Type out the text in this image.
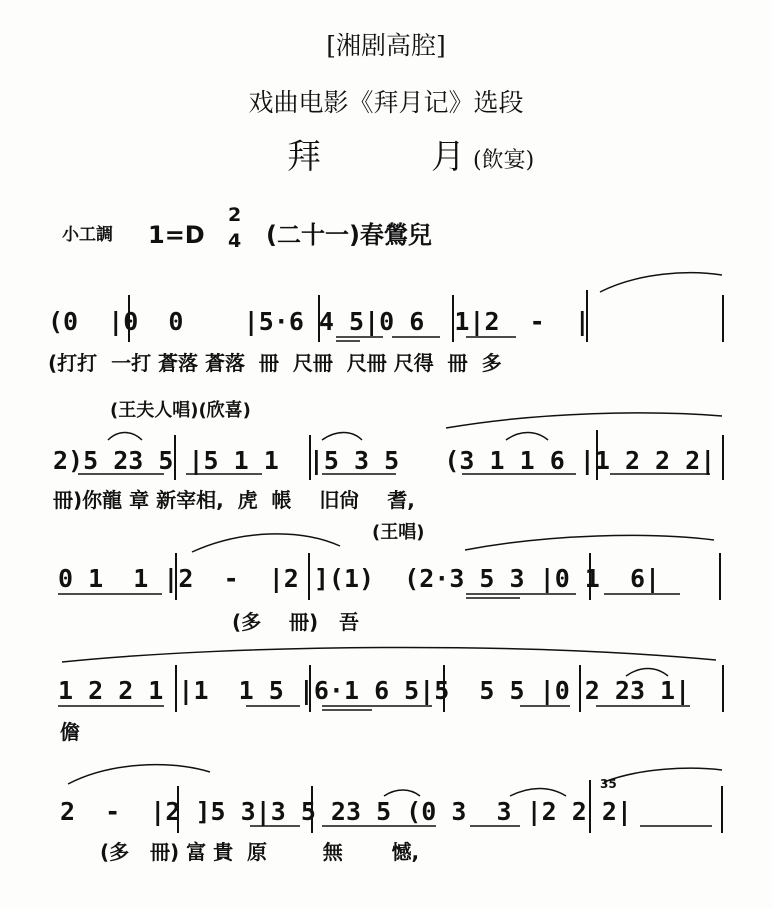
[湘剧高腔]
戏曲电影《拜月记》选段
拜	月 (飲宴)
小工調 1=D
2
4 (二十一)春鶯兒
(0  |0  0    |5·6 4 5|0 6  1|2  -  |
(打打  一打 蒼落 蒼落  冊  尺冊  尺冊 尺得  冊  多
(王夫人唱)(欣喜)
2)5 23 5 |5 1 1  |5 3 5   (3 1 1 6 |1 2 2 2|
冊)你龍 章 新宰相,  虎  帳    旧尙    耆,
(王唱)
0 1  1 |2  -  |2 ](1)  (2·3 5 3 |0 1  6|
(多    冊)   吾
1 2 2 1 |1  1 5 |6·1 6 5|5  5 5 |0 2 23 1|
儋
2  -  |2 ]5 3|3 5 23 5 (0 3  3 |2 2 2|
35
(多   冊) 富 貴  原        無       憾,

Requirement:
Without including the pictures, return each record above exactly as it stands.

Exercise answer:
Type out the text in this image.
[湘剧高腔]
戏曲电影《拜月记》选段
拜	月 (飲宴)
小工調 1=D
2
4 (二十一)春鶯兒
(0  |0  0    |5·6 4 5|0 6  1|2  -  |
(打打  一打 蒼落 蒼落  冊  尺冊  尺冊 尺得  冊  多
(王夫人唱)(欣喜)
2)5 23 5 |5 1 1  |5 3 5   (3 1 1 6 |1 2 2 2|
冊)你龍 章 新宰相,  虎  帳    旧尙    耆,
(王唱)
0 1  1 |2  -  |2 ](1)  (2·3 5 3 |0 1  6|
(多    冊)   吾
1 2 2 1 |1  1 5 |6·1 6 5|5  5 5 |0 2 23 1|
儋
2  -  |2 ]5 3|3 5 23 5 (0 3  3 |2 2 2|
35
(多   冊) 富 貴  原        無       憾,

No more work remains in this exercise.